=== SET TASK 1 ===
In the Orchard underpass post below, repeat back everything from "Sunday 27 May" down to "had been beggars." without changing a word.

=== DOCUMENT ===
Sunday 27 May 2012

Beggar? Busker? Who is this man in Orchard underpass?

Last Sunday evening, I was walking from Orchard MRT station to Shaw Centre and used the underpass.

As I was going down the escalator, I noticed an older man sitting on the floor beside the escalator who seemed to be in distress.

A woman was squatting next to him and a third person was standing a few metres away taking pictures of them.

At first, I thought the man was a beggar because the only people I had ever seen sitting on the floor in the Orchard underpass had been beggars.

But as I walked past the trio, I noticed the man appeared a little too well dressed to be a beggar.

Then I thought maybe he was a busker because the Orchard underpass has long been a favourite haunt for street musicians, perhaps attracted to the acoustics of the tunnels. Ooh, echoey.

And since Singapore Idol is no more, the underpass with its constant flow of captive audiences is the next best thing.

So was the man a busker? But where was his instrument? A busker usually has a guitar or keyboard or something.

A-ha! Maybe he was distressed because he lost his instrument.

And the other two were tourists who wanted to have their picture taken with a Singapore busker even though (or because) he was distressed about losing his instrument?

What a strange thing to do, I thought.

But then I had seen many strange things I don't understand, especially around the Orchard Road area.

I just tried not to stare, kept calm and carried on.

Earlier that day, I saw a group of people playing drums outside Paragon, which I didn't understand. Was Orchard Road not noisy enough already?

I couldn't get away from the loud, hearing-damaging drumming because I had to wait for the traffic light to change before crossing the road.

Then, to my dismay, I saw another group of drummers on the other side of the road getting ready to assault my ear drums. They were everywhere!

So I took refuge inside the Abercrombie & Fitch store at Knightsbride and my eyes were ambushed by the startling sight of a shirtless man at the entrance. He had weird bulges on his body that may or may not be muscles.

I just tried not to stare, kept calm and carried on.

In other words, just another typical weekend on Orchard Road.

The next day, on my Facebook newsfeed, I saw a Stomp picture that looked surprisingly familiar.

=== DATASET ROWS ===
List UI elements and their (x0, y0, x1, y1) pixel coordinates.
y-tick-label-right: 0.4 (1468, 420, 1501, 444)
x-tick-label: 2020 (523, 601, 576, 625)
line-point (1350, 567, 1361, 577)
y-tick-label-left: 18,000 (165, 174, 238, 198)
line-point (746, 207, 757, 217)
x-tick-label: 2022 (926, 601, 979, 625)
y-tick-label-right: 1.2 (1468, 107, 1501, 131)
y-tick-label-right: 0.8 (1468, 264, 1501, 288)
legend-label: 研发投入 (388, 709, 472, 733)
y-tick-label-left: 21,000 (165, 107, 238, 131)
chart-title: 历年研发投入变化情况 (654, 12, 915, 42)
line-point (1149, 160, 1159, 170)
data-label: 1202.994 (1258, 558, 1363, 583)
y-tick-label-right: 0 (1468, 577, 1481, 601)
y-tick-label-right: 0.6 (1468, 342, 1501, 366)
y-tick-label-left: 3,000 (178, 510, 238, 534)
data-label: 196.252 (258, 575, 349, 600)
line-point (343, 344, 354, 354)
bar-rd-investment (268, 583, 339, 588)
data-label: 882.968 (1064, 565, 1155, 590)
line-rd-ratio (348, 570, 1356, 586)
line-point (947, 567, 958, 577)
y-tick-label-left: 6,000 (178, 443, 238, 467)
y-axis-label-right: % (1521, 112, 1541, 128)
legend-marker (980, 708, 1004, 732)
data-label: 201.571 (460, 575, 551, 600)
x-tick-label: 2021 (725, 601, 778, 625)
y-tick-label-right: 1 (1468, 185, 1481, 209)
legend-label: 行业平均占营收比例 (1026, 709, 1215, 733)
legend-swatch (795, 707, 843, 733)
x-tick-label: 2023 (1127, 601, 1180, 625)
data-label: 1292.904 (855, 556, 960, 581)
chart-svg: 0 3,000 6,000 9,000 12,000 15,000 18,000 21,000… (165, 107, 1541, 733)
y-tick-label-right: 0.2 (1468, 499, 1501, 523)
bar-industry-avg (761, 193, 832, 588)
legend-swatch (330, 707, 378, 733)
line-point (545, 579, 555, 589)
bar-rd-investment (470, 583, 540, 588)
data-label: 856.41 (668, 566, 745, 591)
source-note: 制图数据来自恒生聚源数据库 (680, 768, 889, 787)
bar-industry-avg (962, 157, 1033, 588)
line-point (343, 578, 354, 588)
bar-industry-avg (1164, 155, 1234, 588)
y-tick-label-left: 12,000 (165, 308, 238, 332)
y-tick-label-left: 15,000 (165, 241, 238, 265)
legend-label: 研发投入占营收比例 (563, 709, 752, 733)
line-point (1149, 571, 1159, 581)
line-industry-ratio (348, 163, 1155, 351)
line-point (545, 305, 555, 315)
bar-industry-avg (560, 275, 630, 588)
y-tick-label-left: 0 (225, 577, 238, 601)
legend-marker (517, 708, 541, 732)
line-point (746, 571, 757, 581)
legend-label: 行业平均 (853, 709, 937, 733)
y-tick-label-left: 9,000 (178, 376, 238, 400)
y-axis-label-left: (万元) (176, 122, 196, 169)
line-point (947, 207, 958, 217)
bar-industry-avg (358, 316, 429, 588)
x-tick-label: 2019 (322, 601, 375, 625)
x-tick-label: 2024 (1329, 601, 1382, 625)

=== SET TASK 2 ===
Duplicate everything from the start of the records above down to the line containing "line-point (343, 344, 354, 354)", with both ends included.

=== EXPECTED OUTPUT 1 ===
Sunday 27 May 2012

Beggar? Busker? Who is this man in Orchard underpass?

Last Sunday evening, I was walking from Orchard MRT station to Shaw Centre and used the underpass.

As I was going down the escalator, I noticed an older man sitting on the floor beside the escalator who seemed to be in distress.

A woman was squatting next to him and a third person was standing a few metres away taking pictures of them.

At first, I thought the man was a beggar because the only people I had ever seen sitting on the floor in the Orchard underpass had been beggars.

=== EXPECTED OUTPUT 2 ===
List UI elements and their (x0, y0, x1, y1) pixel coordinates.
y-tick-label-right: 0.4 (1468, 420, 1501, 444)
x-tick-label: 2020 (523, 601, 576, 625)
line-point (1350, 567, 1361, 577)
y-tick-label-left: 18,000 (165, 174, 238, 198)
line-point (746, 207, 757, 217)
x-tick-label: 2022 (926, 601, 979, 625)
y-tick-label-right: 1.2 (1468, 107, 1501, 131)
y-tick-label-right: 0.8 (1468, 264, 1501, 288)
legend-label: 研发投入 (388, 709, 472, 733)
y-tick-label-left: 21,000 (165, 107, 238, 131)
chart-title: 历年研发投入变化情况 (654, 12, 915, 42)
line-point (1149, 160, 1159, 170)
data-label: 1202.994 (1258, 558, 1363, 583)
y-tick-label-right: 0 (1468, 577, 1481, 601)
y-tick-label-right: 0.6 (1468, 342, 1501, 366)
y-tick-label-left: 3,000 (178, 510, 238, 534)
data-label: 196.252 (258, 575, 349, 600)
line-point (343, 344, 354, 354)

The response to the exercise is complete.